### Written task
Pull every line containing "with" out of the material below.

Stored items:
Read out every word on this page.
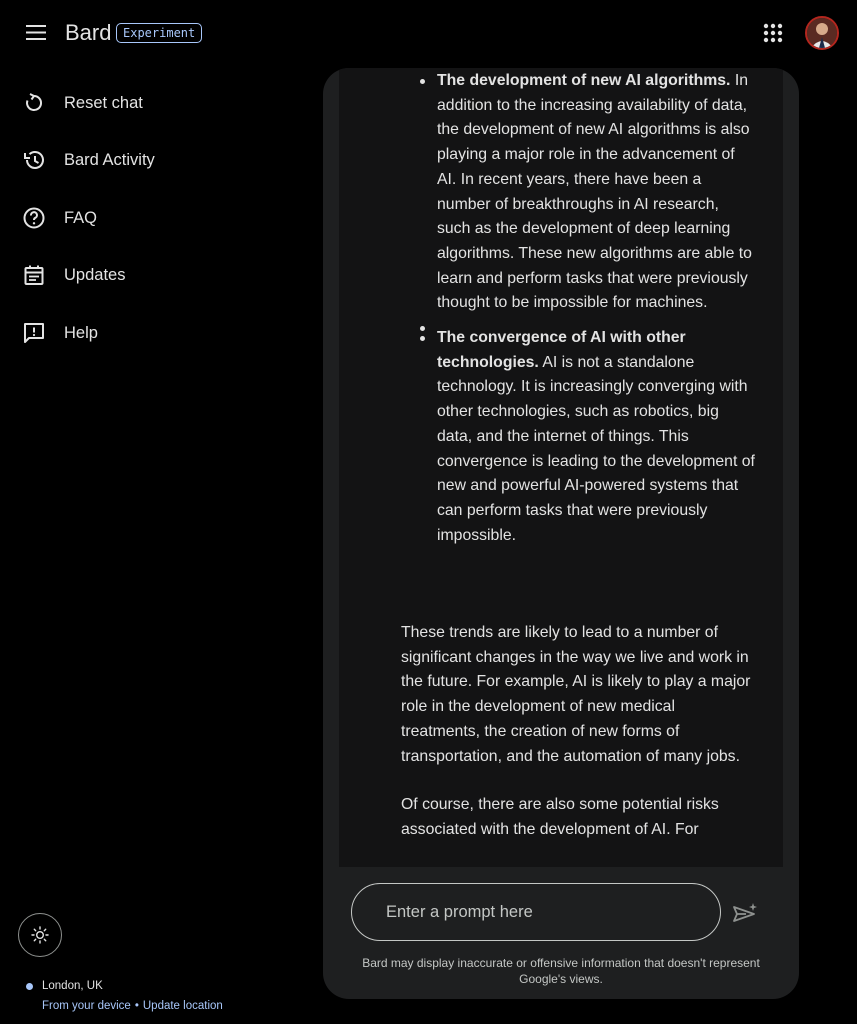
Bard Experiment
Reset chat
Bard Activity
FAQ
Updates
Help
London, UK
From your device • Update location
The development of new AI algorithms. In addition to the increasing availability of data, the development of new AI algorithms is also playing a major role in the advancement of AI. In recent years, there have been a number of breakthroughs in AI research, such as the development of deep learning algorithms. These new algorithms are able to learn and perform tasks that were previously thought to be impossible for machines.
The convergence of AI with other technologies. AI is not a standalone technology. It is increasingly converging with other technologies, such as robotics, big data, and the internet of things. This convergence is leading to the development of new and powerful AI-powered systems that can perform tasks that were previously impossible.
These trends are likely to lead to a number of significant changes in the way we live and work in the future. For example, AI is likely to play a major role in the development of new medical treatments, the creation of new forms of transportation, and the automation of many jobs.
Of course, there are also some potential risks associated with the development of AI. For
Enter a prompt here
Bard may display inaccurate or offensive information that doesn't represent Google's views.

### Output of the exercise
The convergence of AI with other technologies. AI is not a standalone technology. It is increasingly converging with other technologies, such as robotics, big data, and the internet of things. This convergence is leading to the development of new and powerful AI-powered systems that can perform tasks that were previously impossible.
Of course, there are also some potential risks associated with the development of AI. For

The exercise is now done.